__Task directions__:
Each entry in the listing below should be restated word for word.

__Stored rows__:
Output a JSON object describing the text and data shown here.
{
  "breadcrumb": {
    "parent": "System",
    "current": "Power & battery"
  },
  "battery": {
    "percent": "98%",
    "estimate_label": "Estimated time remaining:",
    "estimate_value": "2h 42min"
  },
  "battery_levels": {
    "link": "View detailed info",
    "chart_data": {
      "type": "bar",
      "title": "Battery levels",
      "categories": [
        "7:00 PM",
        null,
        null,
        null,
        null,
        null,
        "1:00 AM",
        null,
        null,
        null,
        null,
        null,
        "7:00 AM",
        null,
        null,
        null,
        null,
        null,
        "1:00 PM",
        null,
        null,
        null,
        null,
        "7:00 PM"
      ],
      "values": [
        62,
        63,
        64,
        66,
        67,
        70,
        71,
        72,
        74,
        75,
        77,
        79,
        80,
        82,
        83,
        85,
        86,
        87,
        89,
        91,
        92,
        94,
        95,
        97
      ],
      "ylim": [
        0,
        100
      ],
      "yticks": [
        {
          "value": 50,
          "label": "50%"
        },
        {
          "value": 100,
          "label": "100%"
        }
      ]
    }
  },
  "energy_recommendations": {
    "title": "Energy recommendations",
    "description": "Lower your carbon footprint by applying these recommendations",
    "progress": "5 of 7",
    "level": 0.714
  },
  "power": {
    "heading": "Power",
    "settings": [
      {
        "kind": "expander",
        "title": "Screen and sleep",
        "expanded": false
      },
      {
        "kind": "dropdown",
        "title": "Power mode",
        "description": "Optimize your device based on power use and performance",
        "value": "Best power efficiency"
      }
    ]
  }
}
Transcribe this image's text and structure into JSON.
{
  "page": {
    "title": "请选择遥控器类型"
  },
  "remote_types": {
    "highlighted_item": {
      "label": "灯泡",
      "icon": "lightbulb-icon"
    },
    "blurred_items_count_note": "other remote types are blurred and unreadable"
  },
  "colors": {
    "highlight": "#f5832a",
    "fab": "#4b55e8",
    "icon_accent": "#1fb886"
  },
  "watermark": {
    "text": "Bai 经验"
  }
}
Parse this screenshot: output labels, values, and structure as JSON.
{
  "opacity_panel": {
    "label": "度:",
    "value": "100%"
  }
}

__Final answer__:
Output a JSON object describing the text and data shown here.
{
  "breadcrumb": {
    "parent": "System",
    "current": "Power & battery"
  },
  "battery": {
    "percent": "98%",
    "estimate_label": "Estimated time remaining:",
    "estimate_value": "2h 42min"
  },
  "battery_levels": {
    "link": "View detailed info",
    "chart_data": {
      "type": "bar",
      "title": "Battery levels",
      "categories": [
        "7:00 PM",
        null,
        null,
        null,
        null,
        null,
        "1:00 AM",
        null,
        null,
        null,
        null,
        null,
        "7:00 AM",
        null,
        null,
        null,
        null,
        null,
        "1:00 PM",
        null,
        null,
        null,
        null,
        "7:00 PM"
      ],
      "values": [
        62,
        63,
        64,
        66,
        67,
        70,
        71,
        72,
        74,
        75,
        77,
        79,
        80,
        82,
        83,
        85,
        86,
        87,
        89,
        91,
        92,
        94,
        95,
        97
      ],
      "ylim": [
        0,
        100
      ],
      "yticks": [
        {
          "value": 50,
          "label": "50%"
        },
        {
          "value": 100,
          "label": "100%"
        }
      ]
    }
  },
  "energy_recommendations": {
    "title": "Energy recommendations",
    "description": "Lower your carbon footprint by applying these recommendations",
    "progress": "5 of 7",
    "level": 0.714
  },
  "power": {
    "heading": "Power",
    "settings": [
      {
        "kind": "expander",
        "title": "Screen and sleep",
        "expanded": false
      },
      {
        "kind": "dropdown",
        "title": "Power mode",
        "description": "Optimize your device based on power use and performance",
        "value": "Best power efficiency"
      }
    ]
  }
}
Transcribe this image's text and structure into JSON.
{
  "page": {
    "title": "请选择遥控器类型"
  },
  "remote_types": {
    "highlighted_item": {
      "label": "灯泡",
      "icon": "lightbulb-icon"
    },
    "blurred_items_count_note": "other remote types are blurred and unreadable"
  },
  "colors": {
    "highlight": "#f5832a",
    "fab": "#4b55e8",
    "icon_accent": "#1fb886"
  },
  "watermark": {
    "text": "Bai 经验"
  }
}
Parse this screenshot: output labels, values, and structure as JSON.
{
  "opacity_panel": {
    "label": "度:",
    "value": "100%"
  }
}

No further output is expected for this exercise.